### TASK DATA
[start]
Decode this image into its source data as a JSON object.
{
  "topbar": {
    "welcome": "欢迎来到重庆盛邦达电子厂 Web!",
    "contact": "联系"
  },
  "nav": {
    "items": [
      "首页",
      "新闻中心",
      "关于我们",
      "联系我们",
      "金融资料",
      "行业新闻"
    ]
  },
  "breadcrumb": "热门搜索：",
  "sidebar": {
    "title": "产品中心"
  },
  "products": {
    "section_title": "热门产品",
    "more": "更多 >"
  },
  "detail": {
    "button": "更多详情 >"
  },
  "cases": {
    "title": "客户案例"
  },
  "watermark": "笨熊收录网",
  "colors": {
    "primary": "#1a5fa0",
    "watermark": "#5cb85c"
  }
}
[end]
### TASK BRIEF
From the records above, extract every entry verbatim.

### REPLY TO THE TASK
Decode this image into its source data as a JSON object.
{
  "topbar": {
    "welcome": "欢迎来到重庆盛邦达电子厂 Web!",
    "contact": "联系"
  },
  "nav": {
    "items": [
      "首页",
      "新闻中心",
      "关于我们",
      "联系我们",
      "金融资料",
      "行业新闻"
    ]
  },
  "breadcrumb": "热门搜索：",
  "sidebar": {
    "title": "产品中心"
  },
  "products": {
    "section_title": "热门产品",
    "more": "更多 >"
  },
  "detail": {
    "button": "更多详情 >"
  },
  "cases": {
    "title": "客户案例"
  },
  "watermark": "笨熊收录网",
  "colors": {
    "primary": "#1a5fa0",
    "watermark": "#5cb85c"
  }
}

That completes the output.